[Stored dataset items]
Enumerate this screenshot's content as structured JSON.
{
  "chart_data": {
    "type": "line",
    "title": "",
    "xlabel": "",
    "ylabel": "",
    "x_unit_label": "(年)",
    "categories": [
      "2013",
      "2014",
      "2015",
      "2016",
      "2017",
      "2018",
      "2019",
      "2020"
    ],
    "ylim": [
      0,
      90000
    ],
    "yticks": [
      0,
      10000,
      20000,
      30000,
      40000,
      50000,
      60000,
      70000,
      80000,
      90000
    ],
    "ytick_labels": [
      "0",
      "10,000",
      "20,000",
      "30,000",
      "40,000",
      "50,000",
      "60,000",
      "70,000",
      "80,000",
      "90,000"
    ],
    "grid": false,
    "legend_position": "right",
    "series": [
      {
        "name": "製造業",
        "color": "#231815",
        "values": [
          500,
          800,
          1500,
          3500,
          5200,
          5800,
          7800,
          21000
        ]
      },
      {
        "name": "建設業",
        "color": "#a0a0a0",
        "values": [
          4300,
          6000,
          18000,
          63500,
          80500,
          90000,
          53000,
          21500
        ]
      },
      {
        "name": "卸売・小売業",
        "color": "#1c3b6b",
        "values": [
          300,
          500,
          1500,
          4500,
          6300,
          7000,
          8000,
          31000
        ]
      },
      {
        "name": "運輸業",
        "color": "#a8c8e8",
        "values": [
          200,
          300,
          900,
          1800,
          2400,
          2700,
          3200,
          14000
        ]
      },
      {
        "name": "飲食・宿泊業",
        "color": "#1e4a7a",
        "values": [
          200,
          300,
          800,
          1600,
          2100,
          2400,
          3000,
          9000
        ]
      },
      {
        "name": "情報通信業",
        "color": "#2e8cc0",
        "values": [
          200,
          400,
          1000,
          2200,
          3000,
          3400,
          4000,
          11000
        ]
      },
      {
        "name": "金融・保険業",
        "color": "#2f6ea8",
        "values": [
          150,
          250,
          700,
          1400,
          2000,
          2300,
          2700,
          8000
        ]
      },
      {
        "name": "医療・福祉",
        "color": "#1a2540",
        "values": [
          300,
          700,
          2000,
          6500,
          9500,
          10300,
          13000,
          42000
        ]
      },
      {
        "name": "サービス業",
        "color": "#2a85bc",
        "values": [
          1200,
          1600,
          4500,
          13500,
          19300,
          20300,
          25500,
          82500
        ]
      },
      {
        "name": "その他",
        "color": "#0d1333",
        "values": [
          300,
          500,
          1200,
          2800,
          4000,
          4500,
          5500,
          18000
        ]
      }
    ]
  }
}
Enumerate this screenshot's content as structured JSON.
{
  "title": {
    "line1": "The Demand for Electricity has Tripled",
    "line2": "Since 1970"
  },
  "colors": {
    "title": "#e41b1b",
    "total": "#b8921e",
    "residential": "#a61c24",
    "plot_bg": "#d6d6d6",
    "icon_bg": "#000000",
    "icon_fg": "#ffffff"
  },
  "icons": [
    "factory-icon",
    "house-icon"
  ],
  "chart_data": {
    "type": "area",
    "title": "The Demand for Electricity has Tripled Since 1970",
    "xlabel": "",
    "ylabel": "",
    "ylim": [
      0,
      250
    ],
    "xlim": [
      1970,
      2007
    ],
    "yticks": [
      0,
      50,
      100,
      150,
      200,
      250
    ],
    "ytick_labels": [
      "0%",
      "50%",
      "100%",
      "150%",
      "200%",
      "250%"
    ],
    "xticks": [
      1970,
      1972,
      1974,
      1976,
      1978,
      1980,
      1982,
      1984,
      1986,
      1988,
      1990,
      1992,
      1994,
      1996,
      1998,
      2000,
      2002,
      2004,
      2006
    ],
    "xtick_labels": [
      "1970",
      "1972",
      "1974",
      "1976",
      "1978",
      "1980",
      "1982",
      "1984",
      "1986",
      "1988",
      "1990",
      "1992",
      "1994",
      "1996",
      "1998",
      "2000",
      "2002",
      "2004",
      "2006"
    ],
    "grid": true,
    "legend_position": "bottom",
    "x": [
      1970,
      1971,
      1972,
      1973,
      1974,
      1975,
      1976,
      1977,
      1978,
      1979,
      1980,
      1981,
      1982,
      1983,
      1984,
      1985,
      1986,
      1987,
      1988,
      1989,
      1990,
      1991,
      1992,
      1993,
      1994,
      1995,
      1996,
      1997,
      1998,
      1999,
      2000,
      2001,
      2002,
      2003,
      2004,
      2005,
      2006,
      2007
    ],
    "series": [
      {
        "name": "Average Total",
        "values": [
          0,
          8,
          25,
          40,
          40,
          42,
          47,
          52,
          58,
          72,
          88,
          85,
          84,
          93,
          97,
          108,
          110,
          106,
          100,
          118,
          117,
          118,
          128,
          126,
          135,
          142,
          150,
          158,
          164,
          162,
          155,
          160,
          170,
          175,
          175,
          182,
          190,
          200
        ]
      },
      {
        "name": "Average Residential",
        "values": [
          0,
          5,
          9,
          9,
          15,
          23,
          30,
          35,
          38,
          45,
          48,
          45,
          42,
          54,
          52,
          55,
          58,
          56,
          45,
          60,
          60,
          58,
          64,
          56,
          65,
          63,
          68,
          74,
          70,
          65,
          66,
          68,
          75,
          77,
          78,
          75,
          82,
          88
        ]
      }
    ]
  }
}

PROMPT:
Set down the listing in full, keeping every word exactly as it is.

ANSWER FOR THIS EXERCISE:
Enumerate this screenshot's content as structured JSON.
{
  "chart_data": {
    "type": "line",
    "title": "",
    "xlabel": "",
    "ylabel": "",
    "x_unit_label": "(年)",
    "categories": [
      "2013",
      "2014",
      "2015",
      "2016",
      "2017",
      "2018",
      "2019",
      "2020"
    ],
    "ylim": [
      0,
      90000
    ],
    "yticks": [
      0,
      10000,
      20000,
      30000,
      40000,
      50000,
      60000,
      70000,
      80000,
      90000
    ],
    "ytick_labels": [
      "0",
      "10,000",
      "20,000",
      "30,000",
      "40,000",
      "50,000",
      "60,000",
      "70,000",
      "80,000",
      "90,000"
    ],
    "grid": false,
    "legend_position": "right",
    "series": [
      {
        "name": "製造業",
        "color": "#231815",
        "values": [
          500,
          800,
          1500,
          3500,
          5200,
          5800,
          7800,
          21000
        ]
      },
      {
        "name": "建設業",
        "color": "#a0a0a0",
        "values": [
          4300,
          6000,
          18000,
          63500,
          80500,
          90000,
          53000,
          21500
        ]
      },
      {
        "name": "卸売・小売業",
        "color": "#1c3b6b",
        "values": [
          300,
          500,
          1500,
          4500,
          6300,
          7000,
          8000,
          31000
        ]
      },
      {
        "name": "運輸業",
        "color": "#a8c8e8",
        "values": [
          200,
          300,
          900,
          1800,
          2400,
          2700,
          3200,
          14000
        ]
      },
      {
        "name": "飲食・宿泊業",
        "color": "#1e4a7a",
        "values": [
          200,
          300,
          800,
          1600,
          2100,
          2400,
          3000,
          9000
        ]
      },
      {
        "name": "情報通信業",
        "color": "#2e8cc0",
        "values": [
          200,
          400,
          1000,
          2200,
          3000,
          3400,
          4000,
          11000
        ]
      },
      {
        "name": "金融・保険業",
        "color": "#2f6ea8",
        "values": [
          150,
          250,
          700,
          1400,
          2000,
          2300,
          2700,
          8000
        ]
      },
      {
        "name": "医療・福祉",
        "color": "#1a2540",
        "values": [
          300,
          700,
          2000,
          6500,
          9500,
          10300,
          13000,
          42000
        ]
      },
      {
        "name": "サービス業",
        "color": "#2a85bc",
        "values": [
          1200,
          1600,
          4500,
          13500,
          19300,
          20300,
          25500,
          82500
        ]
      },
      {
        "name": "その他",
        "color": "#0d1333",
        "values": [
          300,
          500,
          1200,
          2800,
          4000,
          4500,
          5500,
          18000
        ]
      }
    ]
  }
}
Enumerate this screenshot's content as structured JSON.
{
  "title": {
    "line1": "The Demand for Electricity has Tripled",
    "line2": "Since 1970"
  },
  "colors": {
    "title": "#e41b1b",
    "total": "#b8921e",
    "residential": "#a61c24",
    "plot_bg": "#d6d6d6",
    "icon_bg": "#000000",
    "icon_fg": "#ffffff"
  },
  "icons": [
    "factory-icon",
    "house-icon"
  ],
  "chart_data": {
    "type": "area",
    "title": "The Demand for Electricity has Tripled Since 1970",
    "xlabel": "",
    "ylabel": "",
    "ylim": [
      0,
      250
    ],
    "xlim": [
      1970,
      2007
    ],
    "yticks": [
      0,
      50,
      100,
      150,
      200,
      250
    ],
    "ytick_labels": [
      "0%",
      "50%",
      "100%",
      "150%",
      "200%",
      "250%"
    ],
    "xticks": [
      1970,
      1972,
      1974,
      1976,
      1978,
      1980,
      1982,
      1984,
      1986,
      1988,
      1990,
      1992,
      1994,
      1996,
      1998,
      2000,
      2002,
      2004,
      2006
    ],
    "xtick_labels": [
      "1970",
      "1972",
      "1974",
      "1976",
      "1978",
      "1980",
      "1982",
      "1984",
      "1986",
      "1988",
      "1990",
      "1992",
      "1994",
      "1996",
      "1998",
      "2000",
      "2002",
      "2004",
      "2006"
    ],
    "grid": true,
    "legend_position": "bottom",
    "x": [
      1970,
      1971,
      1972,
      1973,
      1974,
      1975,
      1976,
      1977,
      1978,
      1979,
      1980,
      1981,
      1982,
      1983,
      1984,
      1985,
      1986,
      1987,
      1988,
      1989,
      1990,
      1991,
      1992,
      1993,
      1994,
      1995,
      1996,
      1997,
      1998,
      1999,
      2000,
      2001,
      2002,
      2003,
      2004,
      2005,
      2006,
      2007
    ],
    "series": [
      {
        "name": "Average Total",
        "values": [
          0,
          8,
          25,
          40,
          40,
          42,
          47,
          52,
          58,
          72,
          88,
          85,
          84,
          93,
          97,
          108,
          110,
          106,
          100,
          118,
          117,
          118,
          128,
          126,
          135,
          142,
          150,
          158,
          164,
          162,
          155,
          160,
          170,
          175,
          175,
          182,
          190,
          200
        ]
      },
      {
        "name": "Average Residential",
        "values": [
          0,
          5,
          9,
          9,
          15,
          23,
          30,
          35,
          38,
          45,
          48,
          45,
          42,
          54,
          52,
          55,
          58,
          56,
          45,
          60,
          60,
          58,
          64,
          56,
          65,
          63,
          68,
          74,
          70,
          65,
          66,
          68,
          75,
          77,
          78,
          75,
          82,
          88
        ]
      }
    ]
  }
}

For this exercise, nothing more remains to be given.